= What to work on =
Type out the data exactly as given. Skip any image.

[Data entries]
————
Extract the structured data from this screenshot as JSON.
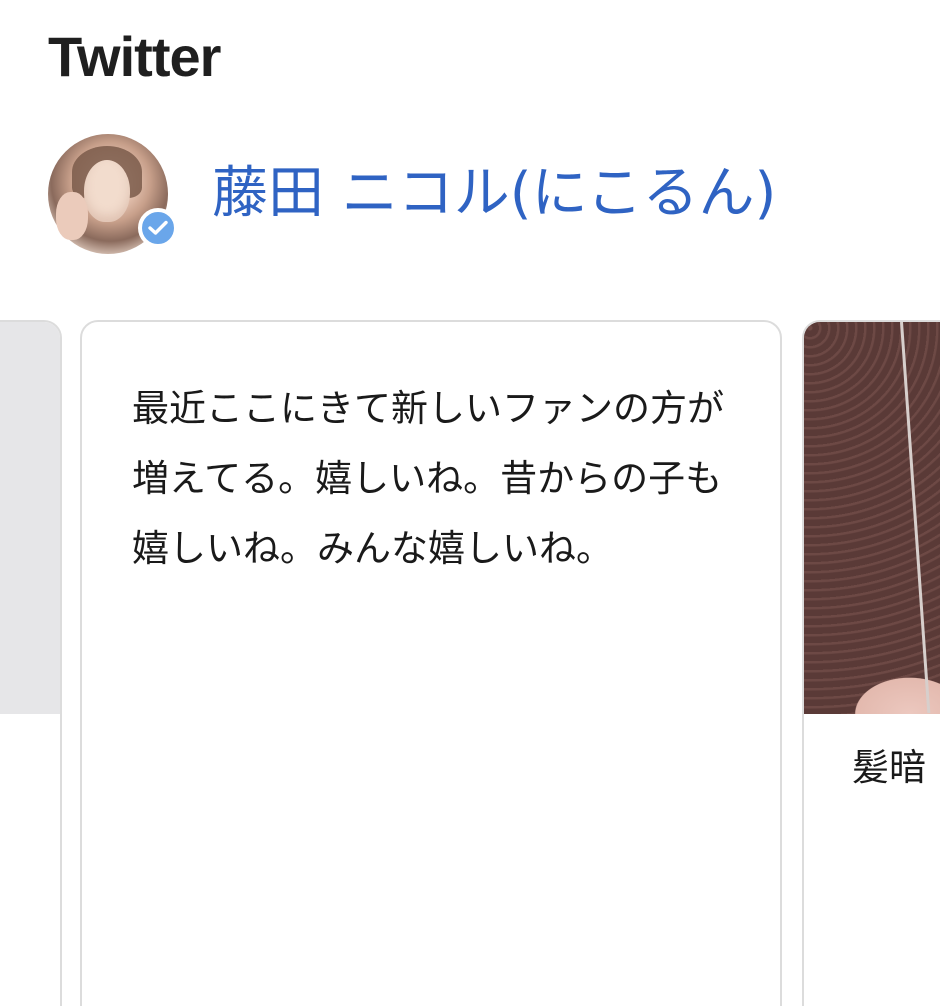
{
  "section": {
    "title": "Twitter"
  },
  "account": {
    "name": "藤田 ニコル(にこるん)",
    "avatar_icon": "profile-photo",
    "verified_icon": "verified-check-icon",
    "verified_color": "#6aa6ea",
    "link_color": "#2f63c3"
  },
  "carousel": {
    "current_tweet": {
      "text": "最近ここにきて新しいファンの方が増えてる。嬉しいね。昔からの子も嬉しいね。みんな嬉しいね。"
    },
    "next_tweet": {
      "text_visible": "髪暗"
    }
  }
}
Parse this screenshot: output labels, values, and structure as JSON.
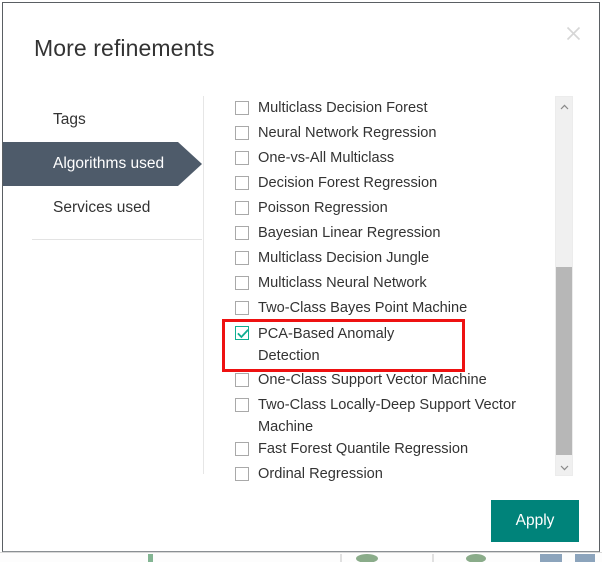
————
= Solved problem =
Extract the structured data from this screenshot as JSON.
{
  "section": {
    "title": "Twitter"
  },
  "account": {
    "name": "藤田 ニコル(にこるん)",
    "avatar_icon": "profile-photo",
    "verified_icon": "verified-check-icon",
    "verified_color": "#6aa6ea",
    "link_color": "#2f63c3"
  },
  "carousel": {
    "current_tweet": {
      "text": "最近ここにきて新しいファンの方が増えてる。嬉しいね。昔からの子も嬉しいね。みんな嬉しいね。"
    },
    "next_tweet": {
      "text_visible": "髪暗"
    }
  }
}
Parse this screenshot: output labels, values, and structure as JSON.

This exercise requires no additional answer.